◆ **Directive**
Copy out each line that mentions the word "title".

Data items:
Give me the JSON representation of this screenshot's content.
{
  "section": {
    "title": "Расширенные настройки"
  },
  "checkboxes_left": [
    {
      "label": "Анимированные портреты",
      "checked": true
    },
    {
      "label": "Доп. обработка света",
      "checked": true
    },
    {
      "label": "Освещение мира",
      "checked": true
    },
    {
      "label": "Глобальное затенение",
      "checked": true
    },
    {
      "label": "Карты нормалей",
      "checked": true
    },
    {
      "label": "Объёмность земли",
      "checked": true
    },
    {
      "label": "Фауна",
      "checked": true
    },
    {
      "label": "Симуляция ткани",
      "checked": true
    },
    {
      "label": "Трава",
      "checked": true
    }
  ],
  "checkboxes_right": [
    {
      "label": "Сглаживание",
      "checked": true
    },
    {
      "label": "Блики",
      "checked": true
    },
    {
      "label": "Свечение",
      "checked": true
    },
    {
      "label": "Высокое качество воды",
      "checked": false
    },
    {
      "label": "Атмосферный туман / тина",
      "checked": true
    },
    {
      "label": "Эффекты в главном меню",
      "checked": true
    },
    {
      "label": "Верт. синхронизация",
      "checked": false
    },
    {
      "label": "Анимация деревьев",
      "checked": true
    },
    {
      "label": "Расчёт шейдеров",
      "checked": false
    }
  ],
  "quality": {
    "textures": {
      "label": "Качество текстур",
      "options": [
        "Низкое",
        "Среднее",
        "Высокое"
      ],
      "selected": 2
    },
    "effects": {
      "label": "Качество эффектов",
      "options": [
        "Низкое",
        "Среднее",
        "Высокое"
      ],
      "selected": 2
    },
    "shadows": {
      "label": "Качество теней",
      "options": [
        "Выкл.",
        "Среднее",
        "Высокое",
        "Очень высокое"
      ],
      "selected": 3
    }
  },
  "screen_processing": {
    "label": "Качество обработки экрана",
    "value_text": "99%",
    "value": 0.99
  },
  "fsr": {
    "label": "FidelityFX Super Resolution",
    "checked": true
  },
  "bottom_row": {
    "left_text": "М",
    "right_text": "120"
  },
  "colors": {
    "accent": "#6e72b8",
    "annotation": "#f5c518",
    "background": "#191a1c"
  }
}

...

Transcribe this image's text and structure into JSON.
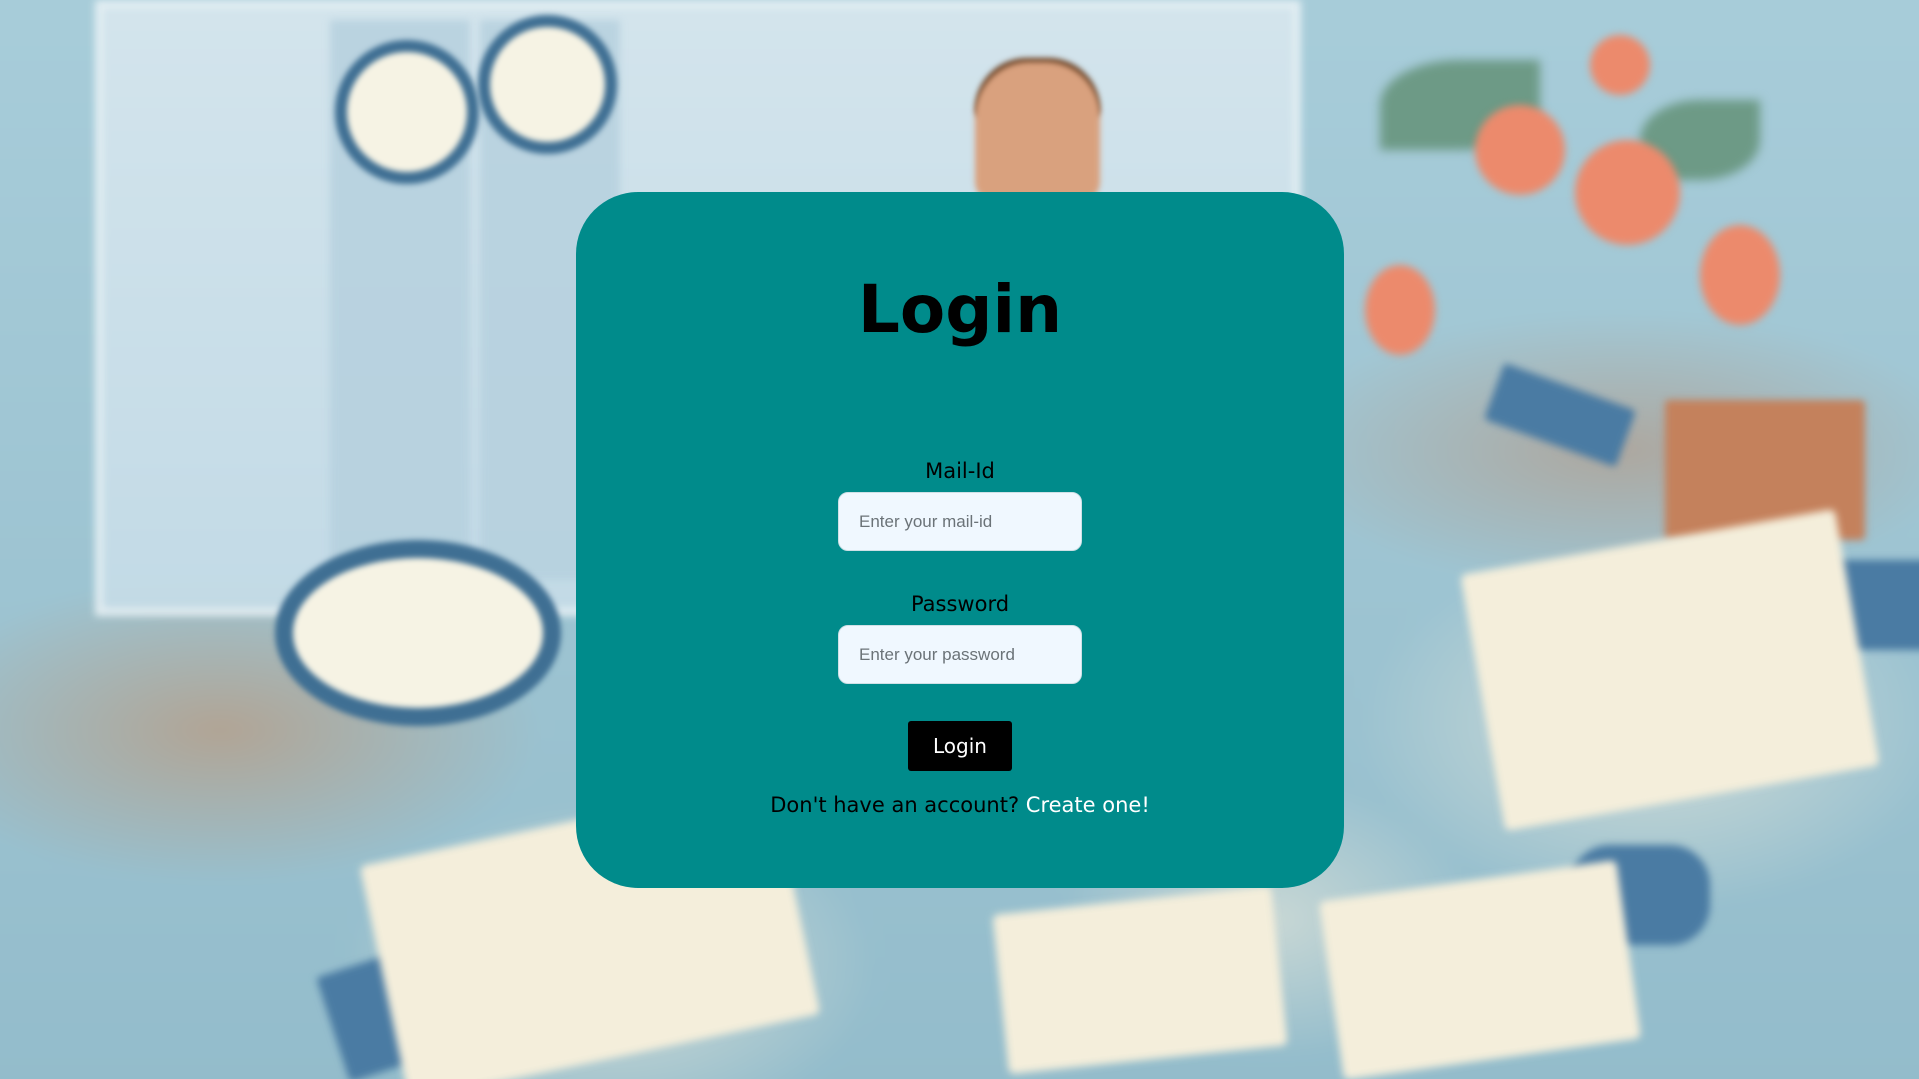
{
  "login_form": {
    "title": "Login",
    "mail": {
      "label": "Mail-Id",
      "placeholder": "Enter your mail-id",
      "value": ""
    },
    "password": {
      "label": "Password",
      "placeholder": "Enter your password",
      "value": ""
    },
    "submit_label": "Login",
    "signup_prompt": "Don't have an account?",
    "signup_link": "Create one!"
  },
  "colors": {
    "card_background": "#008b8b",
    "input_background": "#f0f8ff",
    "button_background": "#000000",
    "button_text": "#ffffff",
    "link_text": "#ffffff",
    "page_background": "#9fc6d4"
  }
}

* * *

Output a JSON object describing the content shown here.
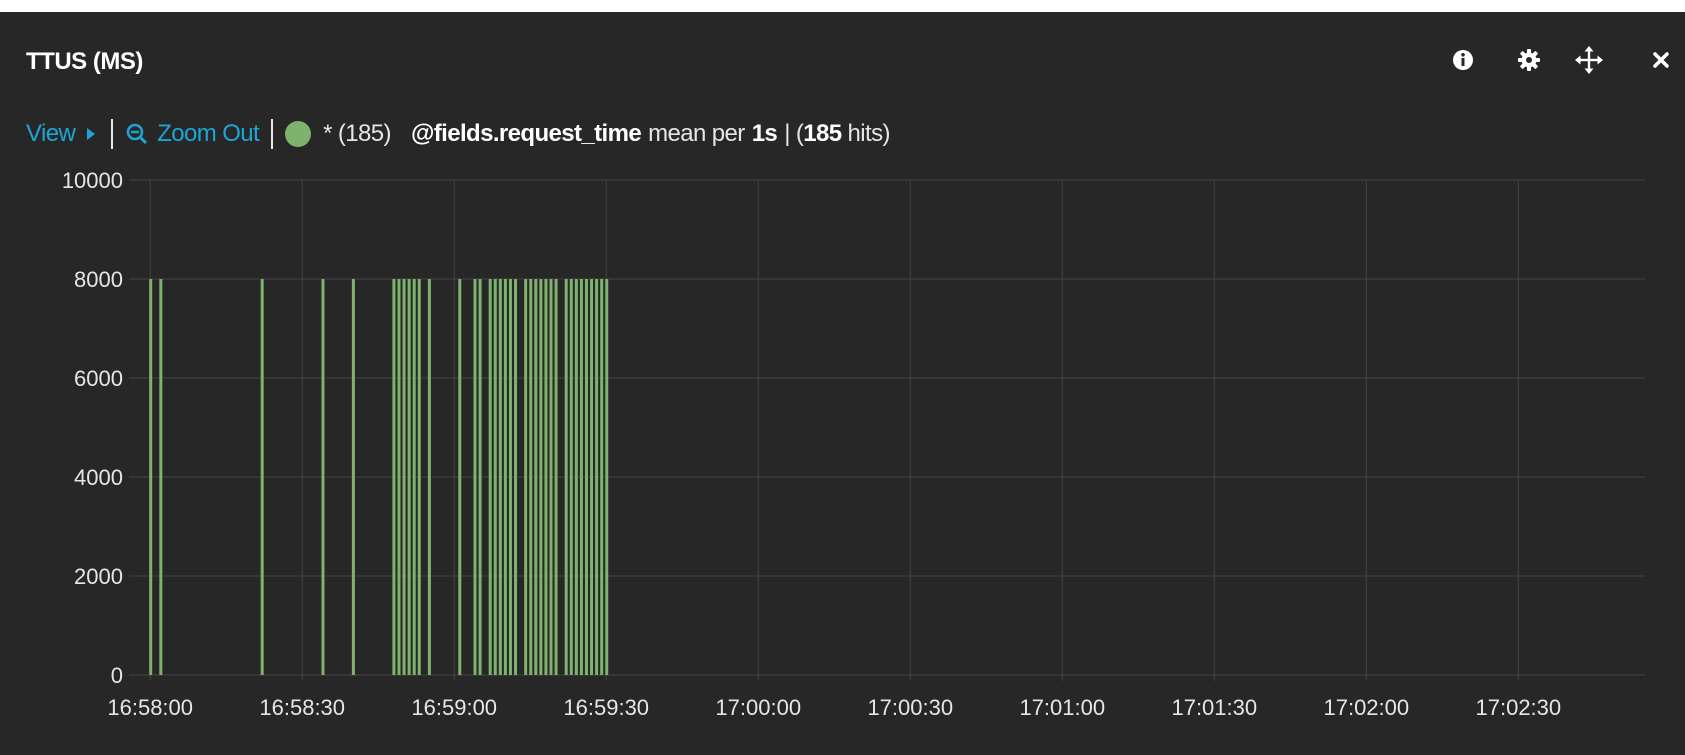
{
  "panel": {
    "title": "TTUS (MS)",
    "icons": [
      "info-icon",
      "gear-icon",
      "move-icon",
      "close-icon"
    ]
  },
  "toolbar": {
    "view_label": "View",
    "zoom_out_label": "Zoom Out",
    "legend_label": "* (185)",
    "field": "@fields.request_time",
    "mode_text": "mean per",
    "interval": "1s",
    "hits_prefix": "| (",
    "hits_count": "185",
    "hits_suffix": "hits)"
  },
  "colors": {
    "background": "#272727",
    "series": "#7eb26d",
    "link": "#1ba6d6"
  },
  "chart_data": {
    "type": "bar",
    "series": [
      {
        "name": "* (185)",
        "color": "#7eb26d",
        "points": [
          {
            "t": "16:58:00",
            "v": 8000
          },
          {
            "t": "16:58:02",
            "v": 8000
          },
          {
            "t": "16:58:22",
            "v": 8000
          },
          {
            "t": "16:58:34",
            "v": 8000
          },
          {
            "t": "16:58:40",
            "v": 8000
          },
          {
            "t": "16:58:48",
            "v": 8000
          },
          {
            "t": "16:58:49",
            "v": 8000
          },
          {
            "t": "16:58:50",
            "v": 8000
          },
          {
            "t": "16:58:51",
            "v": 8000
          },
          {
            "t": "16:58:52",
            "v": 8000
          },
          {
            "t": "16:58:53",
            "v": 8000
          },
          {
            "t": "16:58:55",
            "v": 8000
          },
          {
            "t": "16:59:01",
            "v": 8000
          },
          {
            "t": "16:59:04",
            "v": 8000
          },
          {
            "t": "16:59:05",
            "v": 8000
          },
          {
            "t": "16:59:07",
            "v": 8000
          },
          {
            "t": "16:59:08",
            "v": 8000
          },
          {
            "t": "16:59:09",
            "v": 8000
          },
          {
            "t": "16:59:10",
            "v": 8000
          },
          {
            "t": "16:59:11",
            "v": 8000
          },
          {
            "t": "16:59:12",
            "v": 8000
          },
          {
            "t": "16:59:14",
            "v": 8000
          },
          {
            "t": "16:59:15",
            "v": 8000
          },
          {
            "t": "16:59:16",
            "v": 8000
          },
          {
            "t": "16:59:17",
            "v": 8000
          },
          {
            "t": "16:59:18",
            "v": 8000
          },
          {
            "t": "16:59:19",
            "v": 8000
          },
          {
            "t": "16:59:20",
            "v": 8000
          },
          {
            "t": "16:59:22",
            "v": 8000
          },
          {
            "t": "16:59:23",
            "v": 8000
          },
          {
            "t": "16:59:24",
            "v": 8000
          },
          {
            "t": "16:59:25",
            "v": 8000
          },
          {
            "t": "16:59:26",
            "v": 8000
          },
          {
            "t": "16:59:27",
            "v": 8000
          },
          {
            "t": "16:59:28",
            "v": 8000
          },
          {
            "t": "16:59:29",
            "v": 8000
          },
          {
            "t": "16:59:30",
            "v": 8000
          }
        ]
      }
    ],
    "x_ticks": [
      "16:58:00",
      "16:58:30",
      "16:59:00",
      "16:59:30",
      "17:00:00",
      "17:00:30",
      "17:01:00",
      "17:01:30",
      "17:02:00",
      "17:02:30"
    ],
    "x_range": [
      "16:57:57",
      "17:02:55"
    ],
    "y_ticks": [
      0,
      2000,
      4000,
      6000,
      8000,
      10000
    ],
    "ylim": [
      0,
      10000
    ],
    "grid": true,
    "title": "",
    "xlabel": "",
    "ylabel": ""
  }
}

◆ **Exercise result**
    "title": "Расширенные настройки"
    "title": "Login",
    "title": "TTUS (MS)",
    "title": "",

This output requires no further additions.